[Items from a dataset]
◆ ◆ ◆ ◆

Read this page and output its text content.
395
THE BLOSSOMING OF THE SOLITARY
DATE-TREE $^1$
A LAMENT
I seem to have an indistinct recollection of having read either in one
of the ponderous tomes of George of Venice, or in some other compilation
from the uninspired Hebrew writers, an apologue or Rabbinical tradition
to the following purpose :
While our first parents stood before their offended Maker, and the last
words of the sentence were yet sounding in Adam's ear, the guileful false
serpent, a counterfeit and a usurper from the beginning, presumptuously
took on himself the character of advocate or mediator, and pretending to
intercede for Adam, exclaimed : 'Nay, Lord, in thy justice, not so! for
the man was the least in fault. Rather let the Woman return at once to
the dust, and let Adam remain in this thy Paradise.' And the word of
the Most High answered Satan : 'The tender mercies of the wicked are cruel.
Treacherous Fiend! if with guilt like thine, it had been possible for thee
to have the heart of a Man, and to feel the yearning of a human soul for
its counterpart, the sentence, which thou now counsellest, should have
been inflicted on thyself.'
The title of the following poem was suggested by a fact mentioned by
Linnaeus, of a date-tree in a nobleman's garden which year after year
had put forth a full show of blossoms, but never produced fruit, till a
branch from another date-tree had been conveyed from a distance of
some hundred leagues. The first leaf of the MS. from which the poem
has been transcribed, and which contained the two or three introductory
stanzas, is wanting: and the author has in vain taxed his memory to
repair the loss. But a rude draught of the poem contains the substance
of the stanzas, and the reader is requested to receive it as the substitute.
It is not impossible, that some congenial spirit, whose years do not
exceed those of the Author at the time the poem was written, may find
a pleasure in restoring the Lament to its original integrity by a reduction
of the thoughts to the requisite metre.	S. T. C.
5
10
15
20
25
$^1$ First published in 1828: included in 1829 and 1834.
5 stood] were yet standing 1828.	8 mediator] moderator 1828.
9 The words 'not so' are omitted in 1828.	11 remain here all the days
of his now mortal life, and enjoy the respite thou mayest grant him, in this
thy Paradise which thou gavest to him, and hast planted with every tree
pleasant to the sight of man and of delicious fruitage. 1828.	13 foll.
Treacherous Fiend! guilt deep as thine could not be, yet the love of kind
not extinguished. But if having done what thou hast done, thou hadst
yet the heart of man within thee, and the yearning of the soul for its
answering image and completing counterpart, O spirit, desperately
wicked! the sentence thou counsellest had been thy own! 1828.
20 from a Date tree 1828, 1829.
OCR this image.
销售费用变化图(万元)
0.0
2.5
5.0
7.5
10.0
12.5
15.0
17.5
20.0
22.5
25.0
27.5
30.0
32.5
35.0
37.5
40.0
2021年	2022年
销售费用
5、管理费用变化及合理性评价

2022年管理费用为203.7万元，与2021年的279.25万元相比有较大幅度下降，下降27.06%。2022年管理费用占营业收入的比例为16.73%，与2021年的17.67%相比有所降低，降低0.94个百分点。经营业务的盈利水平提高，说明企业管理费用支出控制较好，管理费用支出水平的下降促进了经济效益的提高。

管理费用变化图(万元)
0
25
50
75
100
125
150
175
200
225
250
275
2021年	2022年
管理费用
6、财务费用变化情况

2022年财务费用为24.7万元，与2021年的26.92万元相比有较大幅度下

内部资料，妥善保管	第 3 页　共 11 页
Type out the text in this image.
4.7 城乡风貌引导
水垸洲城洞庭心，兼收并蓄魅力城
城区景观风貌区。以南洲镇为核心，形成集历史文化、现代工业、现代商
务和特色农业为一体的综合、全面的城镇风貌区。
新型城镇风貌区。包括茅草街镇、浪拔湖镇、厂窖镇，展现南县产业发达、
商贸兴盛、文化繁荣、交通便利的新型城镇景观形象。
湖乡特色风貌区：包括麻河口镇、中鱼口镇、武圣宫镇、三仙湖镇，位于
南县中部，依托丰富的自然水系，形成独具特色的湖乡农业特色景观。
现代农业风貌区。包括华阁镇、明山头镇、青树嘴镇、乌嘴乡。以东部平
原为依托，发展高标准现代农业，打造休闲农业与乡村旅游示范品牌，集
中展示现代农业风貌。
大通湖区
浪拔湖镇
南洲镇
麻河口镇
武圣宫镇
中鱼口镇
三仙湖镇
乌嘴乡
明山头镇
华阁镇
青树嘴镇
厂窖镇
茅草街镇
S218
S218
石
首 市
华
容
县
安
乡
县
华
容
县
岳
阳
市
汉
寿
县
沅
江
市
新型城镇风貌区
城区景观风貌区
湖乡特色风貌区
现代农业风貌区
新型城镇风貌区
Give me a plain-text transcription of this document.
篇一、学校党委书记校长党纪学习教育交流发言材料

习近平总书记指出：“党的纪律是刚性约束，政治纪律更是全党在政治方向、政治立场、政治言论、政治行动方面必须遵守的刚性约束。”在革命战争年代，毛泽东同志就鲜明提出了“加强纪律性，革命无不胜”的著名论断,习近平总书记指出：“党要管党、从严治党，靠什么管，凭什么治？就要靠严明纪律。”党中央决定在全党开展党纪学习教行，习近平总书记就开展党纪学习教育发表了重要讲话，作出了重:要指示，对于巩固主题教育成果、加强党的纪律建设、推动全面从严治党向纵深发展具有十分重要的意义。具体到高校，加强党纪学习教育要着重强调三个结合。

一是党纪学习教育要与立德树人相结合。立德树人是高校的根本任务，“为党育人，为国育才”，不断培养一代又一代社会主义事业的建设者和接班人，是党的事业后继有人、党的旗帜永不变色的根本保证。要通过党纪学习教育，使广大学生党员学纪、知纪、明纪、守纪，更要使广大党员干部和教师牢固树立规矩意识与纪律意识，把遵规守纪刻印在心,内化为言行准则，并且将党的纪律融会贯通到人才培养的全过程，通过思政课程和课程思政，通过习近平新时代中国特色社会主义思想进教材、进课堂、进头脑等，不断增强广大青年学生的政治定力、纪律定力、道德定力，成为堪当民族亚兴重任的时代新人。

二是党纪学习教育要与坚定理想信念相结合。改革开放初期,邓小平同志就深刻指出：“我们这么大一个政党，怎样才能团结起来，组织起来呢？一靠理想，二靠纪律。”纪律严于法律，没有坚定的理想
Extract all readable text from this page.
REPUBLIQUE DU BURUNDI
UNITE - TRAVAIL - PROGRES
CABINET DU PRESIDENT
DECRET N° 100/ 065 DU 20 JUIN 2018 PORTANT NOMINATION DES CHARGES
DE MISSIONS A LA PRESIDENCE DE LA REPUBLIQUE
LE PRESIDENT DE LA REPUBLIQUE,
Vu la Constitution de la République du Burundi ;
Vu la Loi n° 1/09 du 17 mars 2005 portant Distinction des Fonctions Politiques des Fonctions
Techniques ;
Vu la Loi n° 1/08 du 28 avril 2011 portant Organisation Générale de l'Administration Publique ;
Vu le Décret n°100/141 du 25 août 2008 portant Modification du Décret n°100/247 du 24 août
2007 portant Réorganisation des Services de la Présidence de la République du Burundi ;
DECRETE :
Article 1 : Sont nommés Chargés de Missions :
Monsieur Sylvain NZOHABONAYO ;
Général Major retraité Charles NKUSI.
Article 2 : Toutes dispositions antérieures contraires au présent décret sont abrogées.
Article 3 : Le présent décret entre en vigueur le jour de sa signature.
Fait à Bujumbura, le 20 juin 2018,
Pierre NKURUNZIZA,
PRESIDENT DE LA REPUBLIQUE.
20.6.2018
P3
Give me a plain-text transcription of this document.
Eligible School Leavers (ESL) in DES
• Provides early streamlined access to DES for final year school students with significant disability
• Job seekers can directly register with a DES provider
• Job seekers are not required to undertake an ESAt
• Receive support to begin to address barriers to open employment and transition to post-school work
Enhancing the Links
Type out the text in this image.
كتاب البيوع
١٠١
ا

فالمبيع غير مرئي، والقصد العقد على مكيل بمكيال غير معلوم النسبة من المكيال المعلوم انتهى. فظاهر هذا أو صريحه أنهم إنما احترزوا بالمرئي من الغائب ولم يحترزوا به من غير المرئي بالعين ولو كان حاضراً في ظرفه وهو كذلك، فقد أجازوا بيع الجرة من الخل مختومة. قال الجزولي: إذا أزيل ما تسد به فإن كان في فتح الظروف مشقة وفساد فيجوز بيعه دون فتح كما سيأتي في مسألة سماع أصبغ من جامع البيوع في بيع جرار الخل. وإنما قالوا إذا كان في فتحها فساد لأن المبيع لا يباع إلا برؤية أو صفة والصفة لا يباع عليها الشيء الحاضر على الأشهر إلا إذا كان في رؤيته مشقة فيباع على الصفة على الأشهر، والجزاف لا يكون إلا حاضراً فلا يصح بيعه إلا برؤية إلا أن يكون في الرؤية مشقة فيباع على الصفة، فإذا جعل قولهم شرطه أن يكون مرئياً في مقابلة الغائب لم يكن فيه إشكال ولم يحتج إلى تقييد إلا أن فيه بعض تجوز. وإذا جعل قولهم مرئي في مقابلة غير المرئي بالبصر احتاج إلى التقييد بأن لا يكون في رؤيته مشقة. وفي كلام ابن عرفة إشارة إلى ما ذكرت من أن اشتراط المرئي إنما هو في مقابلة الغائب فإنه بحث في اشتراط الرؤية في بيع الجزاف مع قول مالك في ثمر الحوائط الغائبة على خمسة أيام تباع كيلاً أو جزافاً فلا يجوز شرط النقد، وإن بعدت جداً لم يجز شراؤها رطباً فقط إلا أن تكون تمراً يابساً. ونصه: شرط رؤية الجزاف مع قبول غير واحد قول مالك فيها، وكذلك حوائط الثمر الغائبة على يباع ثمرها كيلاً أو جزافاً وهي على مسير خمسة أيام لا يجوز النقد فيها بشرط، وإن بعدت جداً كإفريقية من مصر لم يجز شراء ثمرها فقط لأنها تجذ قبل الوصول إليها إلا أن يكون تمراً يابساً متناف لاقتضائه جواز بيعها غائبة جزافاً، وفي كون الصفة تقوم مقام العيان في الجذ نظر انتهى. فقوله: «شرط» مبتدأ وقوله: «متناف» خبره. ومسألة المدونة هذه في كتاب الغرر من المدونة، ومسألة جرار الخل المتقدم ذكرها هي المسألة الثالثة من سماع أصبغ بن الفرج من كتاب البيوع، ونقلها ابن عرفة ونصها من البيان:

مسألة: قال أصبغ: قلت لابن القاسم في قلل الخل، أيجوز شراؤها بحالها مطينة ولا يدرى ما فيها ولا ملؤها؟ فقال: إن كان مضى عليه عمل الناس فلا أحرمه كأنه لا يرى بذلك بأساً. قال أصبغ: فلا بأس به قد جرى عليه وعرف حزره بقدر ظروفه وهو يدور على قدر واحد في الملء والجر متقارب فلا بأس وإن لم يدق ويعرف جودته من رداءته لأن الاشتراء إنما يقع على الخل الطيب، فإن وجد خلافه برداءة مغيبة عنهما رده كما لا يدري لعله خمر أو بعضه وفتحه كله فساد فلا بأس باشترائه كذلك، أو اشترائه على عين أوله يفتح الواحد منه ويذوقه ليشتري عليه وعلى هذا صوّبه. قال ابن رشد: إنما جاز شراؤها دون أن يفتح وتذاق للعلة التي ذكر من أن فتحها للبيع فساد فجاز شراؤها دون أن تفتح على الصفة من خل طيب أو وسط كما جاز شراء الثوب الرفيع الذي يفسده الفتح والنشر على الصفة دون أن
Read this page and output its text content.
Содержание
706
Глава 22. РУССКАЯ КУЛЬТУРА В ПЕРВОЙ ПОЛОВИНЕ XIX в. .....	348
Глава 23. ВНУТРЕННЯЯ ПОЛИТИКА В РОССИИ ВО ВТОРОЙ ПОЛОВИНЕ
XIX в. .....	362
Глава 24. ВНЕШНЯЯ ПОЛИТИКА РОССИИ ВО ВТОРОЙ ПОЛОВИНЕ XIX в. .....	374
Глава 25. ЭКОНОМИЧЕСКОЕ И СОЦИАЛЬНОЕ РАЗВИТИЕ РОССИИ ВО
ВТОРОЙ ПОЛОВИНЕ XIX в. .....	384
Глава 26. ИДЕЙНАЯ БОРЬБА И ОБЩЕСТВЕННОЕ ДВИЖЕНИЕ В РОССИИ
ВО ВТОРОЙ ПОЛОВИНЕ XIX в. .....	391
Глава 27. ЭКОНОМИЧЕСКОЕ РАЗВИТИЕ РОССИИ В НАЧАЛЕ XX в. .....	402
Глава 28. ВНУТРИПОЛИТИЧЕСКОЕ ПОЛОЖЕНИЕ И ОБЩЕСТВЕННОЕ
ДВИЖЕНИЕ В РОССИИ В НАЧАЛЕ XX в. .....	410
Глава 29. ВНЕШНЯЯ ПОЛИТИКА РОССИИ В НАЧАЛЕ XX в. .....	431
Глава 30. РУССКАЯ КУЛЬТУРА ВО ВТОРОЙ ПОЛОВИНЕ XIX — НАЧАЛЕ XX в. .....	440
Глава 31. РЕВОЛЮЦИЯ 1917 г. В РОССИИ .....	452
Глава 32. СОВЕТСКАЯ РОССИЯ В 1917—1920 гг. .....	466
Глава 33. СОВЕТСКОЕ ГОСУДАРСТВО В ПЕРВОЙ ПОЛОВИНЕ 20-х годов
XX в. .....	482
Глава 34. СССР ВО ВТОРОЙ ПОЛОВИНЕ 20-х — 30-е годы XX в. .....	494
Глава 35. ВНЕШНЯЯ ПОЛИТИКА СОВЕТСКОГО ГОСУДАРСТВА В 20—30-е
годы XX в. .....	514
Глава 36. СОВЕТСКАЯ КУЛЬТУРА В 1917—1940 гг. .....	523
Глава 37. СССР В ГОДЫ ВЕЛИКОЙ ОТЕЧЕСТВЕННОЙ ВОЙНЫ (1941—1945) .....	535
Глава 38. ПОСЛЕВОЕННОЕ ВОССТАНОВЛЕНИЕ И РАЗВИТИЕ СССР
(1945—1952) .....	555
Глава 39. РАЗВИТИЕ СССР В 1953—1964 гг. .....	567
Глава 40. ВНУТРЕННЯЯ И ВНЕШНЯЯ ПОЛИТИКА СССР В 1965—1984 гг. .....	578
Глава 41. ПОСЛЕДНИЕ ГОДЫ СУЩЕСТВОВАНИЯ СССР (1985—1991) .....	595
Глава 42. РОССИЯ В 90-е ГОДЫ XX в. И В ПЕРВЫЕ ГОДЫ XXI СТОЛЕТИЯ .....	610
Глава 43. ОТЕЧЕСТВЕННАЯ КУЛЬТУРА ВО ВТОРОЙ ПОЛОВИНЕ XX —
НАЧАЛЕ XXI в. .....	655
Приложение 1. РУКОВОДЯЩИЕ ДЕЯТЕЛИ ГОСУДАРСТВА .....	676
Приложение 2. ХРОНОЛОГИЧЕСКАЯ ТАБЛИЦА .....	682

◆ ◆ ◆ ◆

DIRECTIONS:
Scan the listing above. Gather each line that contains the word "seekers".

OUTPUT FOR THIS TASK:
• Job seekers can directly register with a DES provider
• Job seekers are not required to undertake an ESAt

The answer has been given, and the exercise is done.